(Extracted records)
[start]
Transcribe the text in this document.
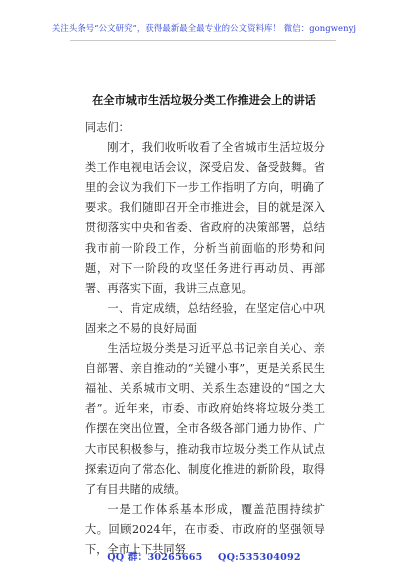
关注头条号“公文研究”，获得最新最全最专业的公文资料库！ 微信：gongwenyj
在全市城市生活垃圾分类工作推进会上的讲话

同志们：

刚才，我们收听收看了全省城市生活垃圾分类工作电视电话会议，深受启发、备受鼓舞。省里的会议为我们下一步工作指明了方向，明确了要求。我们随即召开全市推进会，目的就是深入贯彻落实中央和省委、省政府的决策部署，总结我市前一阶段工作，分析当前面临的形势和问题，对下一阶段的攻坚任务进行再动员、再部署、再落实下面，我讲三点意见。

一、肯定成绩，总结经验，在坚定信心中巩固来之不易的良好局面

生活垃圾分类是习近平总书记亲自关心、亲自部署、亲自推动的“关键小事”，更是关系民生福祉、关系城市文明、关系生态建设的“国之大者”。近年来，市委、市政府始终将垃圾分类工作摆在突出位置，全市各级各部门通力协作、广大市民积极参与，推动我市垃圾分类工作从试点探索迈向了常态化、制度化推进的新阶段，取得了有目共睹的成绩。

一是工作体系基本形成，覆盖范围持续扩大。回顾2024年，在市委、市政府的坚强领导下，全市上下共同努

QQ 群：30265665 QQ:535304092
[end]
* **Directions for this task**
Would you return the data exactly as written, without the pictures?

* **Response for this exercise**
Transcribe the text in this document.
关注头条号“公文研究”，获得最新最全最专业的公文资料库！ 微信：gongwenyj
在全市城市生活垃圾分类工作推进会上的讲话

同志们：

刚才，我们收听收看了全省城市生活垃圾分类工作电视电话会议，深受启发、备受鼓舞。省里的会议为我们下一步工作指明了方向，明确了要求。我们随即召开全市推进会，目的就是深入贯彻落实中央和省委、省政府的决策部署，总结我市前一阶段工作，分析当前面临的形势和问题，对下一阶段的攻坚任务进行再动员、再部署、再落实下面，我讲三点意见。

一、肯定成绩，总结经验，在坚定信心中巩固来之不易的良好局面

生活垃圾分类是习近平总书记亲自关心、亲自部署、亲自推动的“关键小事”，更是关系民生福祉、关系城市文明、关系生态建设的“国之大者”。近年来，市委、市政府始终将垃圾分类工作摆在突出位置，全市各级各部门通力协作、广大市民积极参与，推动我市垃圾分类工作从试点探索迈向了常态化、制度化推进的新阶段，取得了有目共睹的成绩。

一是工作体系基本形成，覆盖范围持续扩大。回顾2024年，在市委、市政府的坚强领导下，全市上下共同努

QQ 群：30265665 QQ:535304092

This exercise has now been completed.